What is expected: Reproduce all the entries precisely.

--- BEGIN Stored data ---

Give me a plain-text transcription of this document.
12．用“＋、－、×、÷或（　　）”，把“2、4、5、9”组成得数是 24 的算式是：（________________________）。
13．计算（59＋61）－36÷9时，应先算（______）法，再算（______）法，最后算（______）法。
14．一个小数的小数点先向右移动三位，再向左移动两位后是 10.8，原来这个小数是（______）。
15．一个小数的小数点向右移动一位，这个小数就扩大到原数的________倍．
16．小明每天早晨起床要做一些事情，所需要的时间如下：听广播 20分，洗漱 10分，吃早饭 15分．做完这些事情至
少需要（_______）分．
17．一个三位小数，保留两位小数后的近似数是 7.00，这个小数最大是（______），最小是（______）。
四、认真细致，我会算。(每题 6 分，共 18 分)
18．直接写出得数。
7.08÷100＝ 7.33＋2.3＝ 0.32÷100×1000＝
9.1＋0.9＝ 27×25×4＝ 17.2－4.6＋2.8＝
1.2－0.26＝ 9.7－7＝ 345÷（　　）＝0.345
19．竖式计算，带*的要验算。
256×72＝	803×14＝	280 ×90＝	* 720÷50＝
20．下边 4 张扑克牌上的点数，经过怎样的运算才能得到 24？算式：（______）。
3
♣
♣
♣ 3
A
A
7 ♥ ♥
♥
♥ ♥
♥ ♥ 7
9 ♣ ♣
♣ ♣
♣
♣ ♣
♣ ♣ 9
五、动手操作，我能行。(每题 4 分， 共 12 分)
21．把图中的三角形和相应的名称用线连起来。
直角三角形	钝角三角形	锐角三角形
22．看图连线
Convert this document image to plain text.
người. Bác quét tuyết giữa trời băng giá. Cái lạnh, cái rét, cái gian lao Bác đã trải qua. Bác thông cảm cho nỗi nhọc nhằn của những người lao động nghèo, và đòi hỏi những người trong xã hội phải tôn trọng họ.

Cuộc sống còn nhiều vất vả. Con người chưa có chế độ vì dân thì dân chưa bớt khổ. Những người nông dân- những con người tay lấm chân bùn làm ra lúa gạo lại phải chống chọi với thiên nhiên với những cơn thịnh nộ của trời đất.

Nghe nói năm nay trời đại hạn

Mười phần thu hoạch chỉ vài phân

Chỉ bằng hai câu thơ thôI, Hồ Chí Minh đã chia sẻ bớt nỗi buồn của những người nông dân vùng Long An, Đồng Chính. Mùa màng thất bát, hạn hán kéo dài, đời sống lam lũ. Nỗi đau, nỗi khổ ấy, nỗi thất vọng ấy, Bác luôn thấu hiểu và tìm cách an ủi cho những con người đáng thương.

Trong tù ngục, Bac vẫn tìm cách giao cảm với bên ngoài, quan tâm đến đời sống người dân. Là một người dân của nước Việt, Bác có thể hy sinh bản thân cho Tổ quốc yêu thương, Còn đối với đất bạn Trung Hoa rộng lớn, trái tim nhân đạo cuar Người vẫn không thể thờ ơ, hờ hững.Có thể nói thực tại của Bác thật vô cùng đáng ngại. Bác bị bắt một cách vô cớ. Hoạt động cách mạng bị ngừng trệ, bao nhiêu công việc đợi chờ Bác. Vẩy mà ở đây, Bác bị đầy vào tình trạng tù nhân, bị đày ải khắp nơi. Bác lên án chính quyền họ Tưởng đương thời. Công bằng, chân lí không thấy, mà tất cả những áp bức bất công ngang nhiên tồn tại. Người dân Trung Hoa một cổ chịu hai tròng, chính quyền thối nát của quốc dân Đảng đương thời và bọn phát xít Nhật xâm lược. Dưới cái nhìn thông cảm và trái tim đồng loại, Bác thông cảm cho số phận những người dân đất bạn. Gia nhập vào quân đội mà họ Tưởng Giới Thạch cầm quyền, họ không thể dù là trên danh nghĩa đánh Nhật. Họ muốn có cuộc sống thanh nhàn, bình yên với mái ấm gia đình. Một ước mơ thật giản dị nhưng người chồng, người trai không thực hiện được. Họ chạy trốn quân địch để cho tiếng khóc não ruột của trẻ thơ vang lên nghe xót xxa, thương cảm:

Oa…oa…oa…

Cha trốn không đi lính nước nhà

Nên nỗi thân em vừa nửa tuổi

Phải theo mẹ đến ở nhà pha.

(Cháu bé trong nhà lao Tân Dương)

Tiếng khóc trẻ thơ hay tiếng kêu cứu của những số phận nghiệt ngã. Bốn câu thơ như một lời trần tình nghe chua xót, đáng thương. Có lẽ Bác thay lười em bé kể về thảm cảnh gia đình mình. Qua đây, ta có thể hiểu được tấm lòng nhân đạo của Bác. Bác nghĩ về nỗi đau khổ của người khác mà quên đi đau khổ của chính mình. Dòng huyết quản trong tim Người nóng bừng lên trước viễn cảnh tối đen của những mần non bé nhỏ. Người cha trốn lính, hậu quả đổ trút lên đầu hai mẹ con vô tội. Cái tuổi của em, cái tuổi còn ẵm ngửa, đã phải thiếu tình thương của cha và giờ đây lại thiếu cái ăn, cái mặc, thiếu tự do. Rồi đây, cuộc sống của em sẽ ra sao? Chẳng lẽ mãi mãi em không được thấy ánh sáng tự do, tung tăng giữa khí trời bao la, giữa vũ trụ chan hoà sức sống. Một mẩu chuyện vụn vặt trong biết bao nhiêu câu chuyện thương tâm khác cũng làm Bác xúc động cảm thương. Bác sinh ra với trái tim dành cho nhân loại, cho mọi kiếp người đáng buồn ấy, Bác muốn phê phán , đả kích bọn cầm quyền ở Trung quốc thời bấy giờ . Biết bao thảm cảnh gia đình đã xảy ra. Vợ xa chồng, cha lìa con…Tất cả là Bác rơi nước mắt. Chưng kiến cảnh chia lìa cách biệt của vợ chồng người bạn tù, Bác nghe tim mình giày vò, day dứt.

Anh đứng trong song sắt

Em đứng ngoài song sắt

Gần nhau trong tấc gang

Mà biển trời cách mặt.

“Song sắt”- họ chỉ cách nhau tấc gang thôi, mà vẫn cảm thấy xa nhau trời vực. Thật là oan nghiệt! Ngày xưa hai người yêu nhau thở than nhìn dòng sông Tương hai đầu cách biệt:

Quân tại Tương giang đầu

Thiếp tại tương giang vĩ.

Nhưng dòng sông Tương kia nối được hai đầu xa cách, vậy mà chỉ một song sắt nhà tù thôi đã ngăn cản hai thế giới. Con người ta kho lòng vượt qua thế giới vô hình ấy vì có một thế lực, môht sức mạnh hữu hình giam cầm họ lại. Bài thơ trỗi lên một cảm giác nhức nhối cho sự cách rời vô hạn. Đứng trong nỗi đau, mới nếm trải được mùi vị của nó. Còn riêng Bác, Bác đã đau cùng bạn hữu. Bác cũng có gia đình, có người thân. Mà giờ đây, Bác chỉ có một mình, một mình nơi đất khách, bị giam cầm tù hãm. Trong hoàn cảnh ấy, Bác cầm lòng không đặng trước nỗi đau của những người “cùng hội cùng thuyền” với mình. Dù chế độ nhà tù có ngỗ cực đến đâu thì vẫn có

--- END Stored data ---

Exercise response:
Give me a plain-text transcription of this document.
12．用“＋、－、×、÷或（　　）”，把“2、4、5、9”组成得数是 24 的算式是：（________________________）。
13．计算（59＋61）－36÷9时，应先算（______）法，再算（______）法，最后算（______）法。
14．一个小数的小数点先向右移动三位，再向左移动两位后是 10.8，原来这个小数是（______）。
15．一个小数的小数点向右移动一位，这个小数就扩大到原数的________倍．
16．小明每天早晨起床要做一些事情，所需要的时间如下：听广播 20分，洗漱 10分，吃早饭 15分．做完这些事情至
少需要（_______）分．
17．一个三位小数，保留两位小数后的近似数是 7.00，这个小数最大是（______），最小是（______）。
四、认真细致，我会算。(每题 6 分，共 18 分)
18．直接写出得数。
7.08÷100＝ 7.33＋2.3＝ 0.32÷100×1000＝
9.1＋0.9＝ 27×25×4＝ 17.2－4.6＋2.8＝
1.2－0.26＝ 9.7－7＝ 345÷（　　）＝0.345
19．竖式计算，带*的要验算。
256×72＝	803×14＝	280 ×90＝	* 720÷50＝
20．下边 4 张扑克牌上的点数，经过怎样的运算才能得到 24？算式：（______）。
3
♣
♣
♣ 3
A
A
7 ♥ ♥
♥
♥ ♥
♥ ♥ 7
9 ♣ ♣
♣ ♣
♣
♣ ♣
♣ ♣ 9
五、动手操作，我能行。(每题 4 分， 共 12 分)
21．把图中的三角形和相应的名称用线连起来。
直角三角形	钝角三角形	锐角三角形
22．看图连线
Convert this document image to plain text.
người. Bác quét tuyết giữa trời băng giá. Cái lạnh, cái rét, cái gian lao Bác đã trải qua. Bác thông cảm cho nỗi nhọc nhằn của những người lao động nghèo, và đòi hỏi những người trong xã hội phải tôn trọng họ.

Cuộc sống còn nhiều vất vả. Con người chưa có chế độ vì dân thì dân chưa bớt khổ. Những người nông dân- những con người tay lấm chân bùn làm ra lúa gạo lại phải chống chọi với thiên nhiên với những cơn thịnh nộ của trời đất.

Nghe nói năm nay trời đại hạn

Mười phần thu hoạch chỉ vài phân

Chỉ bằng hai câu thơ thôI, Hồ Chí Minh đã chia sẻ bớt nỗi buồn của những người nông dân vùng Long An, Đồng Chính. Mùa màng thất bát, hạn hán kéo dài, đời sống lam lũ. Nỗi đau, nỗi khổ ấy, nỗi thất vọng ấy, Bác luôn thấu hiểu và tìm cách an ủi cho những con người đáng thương.

Trong tù ngục, Bac vẫn tìm cách giao cảm với bên ngoài, quan tâm đến đời sống người dân. Là một người dân của nước Việt, Bác có thể hy sinh bản thân cho Tổ quốc yêu thương, Còn đối với đất bạn Trung Hoa rộng lớn, trái tim nhân đạo cuar Người vẫn không thể thờ ơ, hờ hững.Có thể nói thực tại của Bác thật vô cùng đáng ngại. Bác bị bắt một cách vô cớ. Hoạt động cách mạng bị ngừng trệ, bao nhiêu công việc đợi chờ Bác. Vẩy mà ở đây, Bác bị đầy vào tình trạng tù nhân, bị đày ải khắp nơi. Bác lên án chính quyền họ Tưởng đương thời. Công bằng, chân lí không thấy, mà tất cả những áp bức bất công ngang nhiên tồn tại. Người dân Trung Hoa một cổ chịu hai tròng, chính quyền thối nát của quốc dân Đảng đương thời và bọn phát xít Nhật xâm lược. Dưới cái nhìn thông cảm và trái tim đồng loại, Bác thông cảm cho số phận những người dân đất bạn. Gia nhập vào quân đội mà họ Tưởng Giới Thạch cầm quyền, họ không thể dù là trên danh nghĩa đánh Nhật. Họ muốn có cuộc sống thanh nhàn, bình yên với mái ấm gia đình. Một ước mơ thật giản dị nhưng người chồng, người trai không thực hiện được. Họ chạy trốn quân địch để cho tiếng khóc não ruột của trẻ thơ vang lên nghe xót xxa, thương cảm:

Oa…oa…oa…

Cha trốn không đi lính nước nhà

Nên nỗi thân em vừa nửa tuổi

Phải theo mẹ đến ở nhà pha.

(Cháu bé trong nhà lao Tân Dương)

Tiếng khóc trẻ thơ hay tiếng kêu cứu của những số phận nghiệt ngã. Bốn câu thơ như một lời trần tình nghe chua xót, đáng thương. Có lẽ Bác thay lười em bé kể về thảm cảnh gia đình mình. Qua đây, ta có thể hiểu được tấm lòng nhân đạo của Bác. Bác nghĩ về nỗi đau khổ của người khác mà quên đi đau khổ của chính mình. Dòng huyết quản trong tim Người nóng bừng lên trước viễn cảnh tối đen của những mần non bé nhỏ. Người cha trốn lính, hậu quả đổ trút lên đầu hai mẹ con vô tội. Cái tuổi của em, cái tuổi còn ẵm ngửa, đã phải thiếu tình thương của cha và giờ đây lại thiếu cái ăn, cái mặc, thiếu tự do. Rồi đây, cuộc sống của em sẽ ra sao? Chẳng lẽ mãi mãi em không được thấy ánh sáng tự do, tung tăng giữa khí trời bao la, giữa vũ trụ chan hoà sức sống. Một mẩu chuyện vụn vặt trong biết bao nhiêu câu chuyện thương tâm khác cũng làm Bác xúc động cảm thương. Bác sinh ra với trái tim dành cho nhân loại, cho mọi kiếp người đáng buồn ấy, Bác muốn phê phán , đả kích bọn cầm quyền ở Trung quốc thời bấy giờ . Biết bao thảm cảnh gia đình đã xảy ra. Vợ xa chồng, cha lìa con…Tất cả là Bác rơi nước mắt. Chưng kiến cảnh chia lìa cách biệt của vợ chồng người bạn tù, Bác nghe tim mình giày vò, day dứt.

Anh đứng trong song sắt

Em đứng ngoài song sắt

Gần nhau trong tấc gang

Mà biển trời cách mặt.

“Song sắt”- họ chỉ cách nhau tấc gang thôi, mà vẫn cảm thấy xa nhau trời vực. Thật là oan nghiệt! Ngày xưa hai người yêu nhau thở than nhìn dòng sông Tương hai đầu cách biệt:

Quân tại Tương giang đầu

Thiếp tại tương giang vĩ.

Nhưng dòng sông Tương kia nối được hai đầu xa cách, vậy mà chỉ một song sắt nhà tù thôi đã ngăn cản hai thế giới. Con người ta kho lòng vượt qua thế giới vô hình ấy vì có một thế lực, môht sức mạnh hữu hình giam cầm họ lại. Bài thơ trỗi lên một cảm giác nhức nhối cho sự cách rời vô hạn. Đứng trong nỗi đau, mới nếm trải được mùi vị của nó. Còn riêng Bác, Bác đã đau cùng bạn hữu. Bác cũng có gia đình, có người thân. Mà giờ đây, Bác chỉ có một mình, một mình nơi đất khách, bị giam cầm tù hãm. Trong hoàn cảnh ấy, Bác cầm lòng không đặng trước nỗi đau của những người “cùng hội cùng thuyền” với mình. Dù chế độ nhà tù có ngỗ cực đến đâu thì vẫn có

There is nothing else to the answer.